--- Start of RECORD SET ---
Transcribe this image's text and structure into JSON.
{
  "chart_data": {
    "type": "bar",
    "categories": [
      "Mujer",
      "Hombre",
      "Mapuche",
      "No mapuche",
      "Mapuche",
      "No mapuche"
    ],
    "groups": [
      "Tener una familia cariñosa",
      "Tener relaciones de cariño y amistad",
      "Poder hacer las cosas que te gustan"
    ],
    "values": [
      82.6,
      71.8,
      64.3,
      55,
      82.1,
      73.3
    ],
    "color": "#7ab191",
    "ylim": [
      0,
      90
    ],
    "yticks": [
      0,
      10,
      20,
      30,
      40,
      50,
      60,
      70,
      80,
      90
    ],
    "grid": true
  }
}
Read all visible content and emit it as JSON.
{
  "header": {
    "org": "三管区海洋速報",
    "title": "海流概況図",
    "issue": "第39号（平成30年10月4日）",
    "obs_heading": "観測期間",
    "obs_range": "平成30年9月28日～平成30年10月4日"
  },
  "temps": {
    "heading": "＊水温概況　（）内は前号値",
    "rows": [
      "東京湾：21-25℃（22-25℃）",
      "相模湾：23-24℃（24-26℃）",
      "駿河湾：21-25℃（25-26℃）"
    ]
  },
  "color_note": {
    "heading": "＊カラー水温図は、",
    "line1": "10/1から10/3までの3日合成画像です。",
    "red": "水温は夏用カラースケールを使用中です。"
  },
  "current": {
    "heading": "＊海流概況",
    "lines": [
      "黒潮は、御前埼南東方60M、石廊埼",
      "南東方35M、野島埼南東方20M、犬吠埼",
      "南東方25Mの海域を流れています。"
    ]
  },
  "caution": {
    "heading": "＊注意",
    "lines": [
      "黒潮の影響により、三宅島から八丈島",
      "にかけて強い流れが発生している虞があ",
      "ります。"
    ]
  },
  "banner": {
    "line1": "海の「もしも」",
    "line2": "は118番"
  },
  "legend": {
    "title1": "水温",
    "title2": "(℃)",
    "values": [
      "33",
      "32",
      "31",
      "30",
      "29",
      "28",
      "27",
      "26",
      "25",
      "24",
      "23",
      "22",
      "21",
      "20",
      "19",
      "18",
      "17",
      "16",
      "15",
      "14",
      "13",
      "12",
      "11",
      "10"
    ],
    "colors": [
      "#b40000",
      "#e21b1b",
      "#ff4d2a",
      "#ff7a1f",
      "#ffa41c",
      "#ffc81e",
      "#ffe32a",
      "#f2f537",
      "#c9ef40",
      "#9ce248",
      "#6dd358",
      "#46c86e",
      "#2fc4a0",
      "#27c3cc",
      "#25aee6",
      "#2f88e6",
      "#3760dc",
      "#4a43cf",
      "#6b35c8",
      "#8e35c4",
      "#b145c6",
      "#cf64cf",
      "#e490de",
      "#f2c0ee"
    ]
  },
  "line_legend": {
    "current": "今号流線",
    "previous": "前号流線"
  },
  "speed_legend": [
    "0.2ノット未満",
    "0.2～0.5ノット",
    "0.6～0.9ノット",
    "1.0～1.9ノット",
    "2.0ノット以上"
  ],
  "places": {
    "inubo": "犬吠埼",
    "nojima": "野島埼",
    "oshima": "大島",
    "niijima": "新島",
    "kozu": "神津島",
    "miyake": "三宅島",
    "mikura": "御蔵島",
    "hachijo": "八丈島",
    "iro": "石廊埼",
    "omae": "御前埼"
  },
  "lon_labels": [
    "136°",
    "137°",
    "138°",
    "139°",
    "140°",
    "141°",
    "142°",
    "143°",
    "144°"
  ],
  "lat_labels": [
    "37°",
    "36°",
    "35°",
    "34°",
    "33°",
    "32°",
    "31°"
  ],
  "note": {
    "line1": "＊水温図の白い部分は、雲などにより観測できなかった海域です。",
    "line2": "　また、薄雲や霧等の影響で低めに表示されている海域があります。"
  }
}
--- End of RECORD SET ---
Please reproduce each record precisely as written.

Transcribe this image's text and structure into JSON.
{
  "chart_data": {
    "type": "bar",
    "categories": [
      "Mujer",
      "Hombre",
      "Mapuche",
      "No mapuche",
      "Mapuche",
      "No mapuche"
    ],
    "groups": [
      "Tener una familia cariñosa",
      "Tener relaciones de cariño y amistad",
      "Poder hacer las cosas que te gustan"
    ],
    "values": [
      82.6,
      71.8,
      64.3,
      55,
      82.1,
      73.3
    ],
    "color": "#7ab191",
    "ylim": [
      0,
      90
    ],
    "yticks": [
      0,
      10,
      20,
      30,
      40,
      50,
      60,
      70,
      80,
      90
    ],
    "grid": true
  }
}
Read all visible content and emit it as JSON.
{
  "header": {
    "org": "三管区海洋速報",
    "title": "海流概況図",
    "issue": "第39号（平成30年10月4日）",
    "obs_heading": "観測期間",
    "obs_range": "平成30年9月28日～平成30年10月4日"
  },
  "temps": {
    "heading": "＊水温概況　（）内は前号値",
    "rows": [
      "東京湾：21-25℃（22-25℃）",
      "相模湾：23-24℃（24-26℃）",
      "駿河湾：21-25℃（25-26℃）"
    ]
  },
  "color_note": {
    "heading": "＊カラー水温図は、",
    "line1": "10/1から10/3までの3日合成画像です。",
    "red": "水温は夏用カラースケールを使用中です。"
  },
  "current": {
    "heading": "＊海流概況",
    "lines": [
      "黒潮は、御前埼南東方60M、石廊埼",
      "南東方35M、野島埼南東方20M、犬吠埼",
      "南東方25Mの海域を流れています。"
    ]
  },
  "caution": {
    "heading": "＊注意",
    "lines": [
      "黒潮の影響により、三宅島から八丈島",
      "にかけて強い流れが発生している虞があ",
      "ります。"
    ]
  },
  "banner": {
    "line1": "海の「もしも」",
    "line2": "は118番"
  },
  "legend": {
    "title1": "水温",
    "title2": "(℃)",
    "values": [
      "33",
      "32",
      "31",
      "30",
      "29",
      "28",
      "27",
      "26",
      "25",
      "24",
      "23",
      "22",
      "21",
      "20",
      "19",
      "18",
      "17",
      "16",
      "15",
      "14",
      "13",
      "12",
      "11",
      "10"
    ],
    "colors": [
      "#b40000",
      "#e21b1b",
      "#ff4d2a",
      "#ff7a1f",
      "#ffa41c",
      "#ffc81e",
      "#ffe32a",
      "#f2f537",
      "#c9ef40",
      "#9ce248",
      "#6dd358",
      "#46c86e",
      "#2fc4a0",
      "#27c3cc",
      "#25aee6",
      "#2f88e6",
      "#3760dc",
      "#4a43cf",
      "#6b35c8",
      "#8e35c4",
      "#b145c6",
      "#cf64cf",
      "#e490de",
      "#f2c0ee"
    ]
  },
  "line_legend": {
    "current": "今号流線",
    "previous": "前号流線"
  },
  "speed_legend": [
    "0.2ノット未満",
    "0.2～0.5ノット",
    "0.6～0.9ノット",
    "1.0～1.9ノット",
    "2.0ノット以上"
  ],
  "places": {
    "inubo": "犬吠埼",
    "nojima": "野島埼",
    "oshima": "大島",
    "niijima": "新島",
    "kozu": "神津島",
    "miyake": "三宅島",
    "mikura": "御蔵島",
    "hachijo": "八丈島",
    "iro": "石廊埼",
    "omae": "御前埼"
  },
  "lon_labels": [
    "136°",
    "137°",
    "138°",
    "139°",
    "140°",
    "141°",
    "142°",
    "143°",
    "144°"
  ],
  "lat_labels": [
    "37°",
    "36°",
    "35°",
    "34°",
    "33°",
    "32°",
    "31°"
  ],
  "note": {
    "line1": "＊水温図の白い部分は、雲などにより観測できなかった海域です。",
    "line2": "　また、薄雲や霧等の影響で低めに表示されている海域があります。"
  }
}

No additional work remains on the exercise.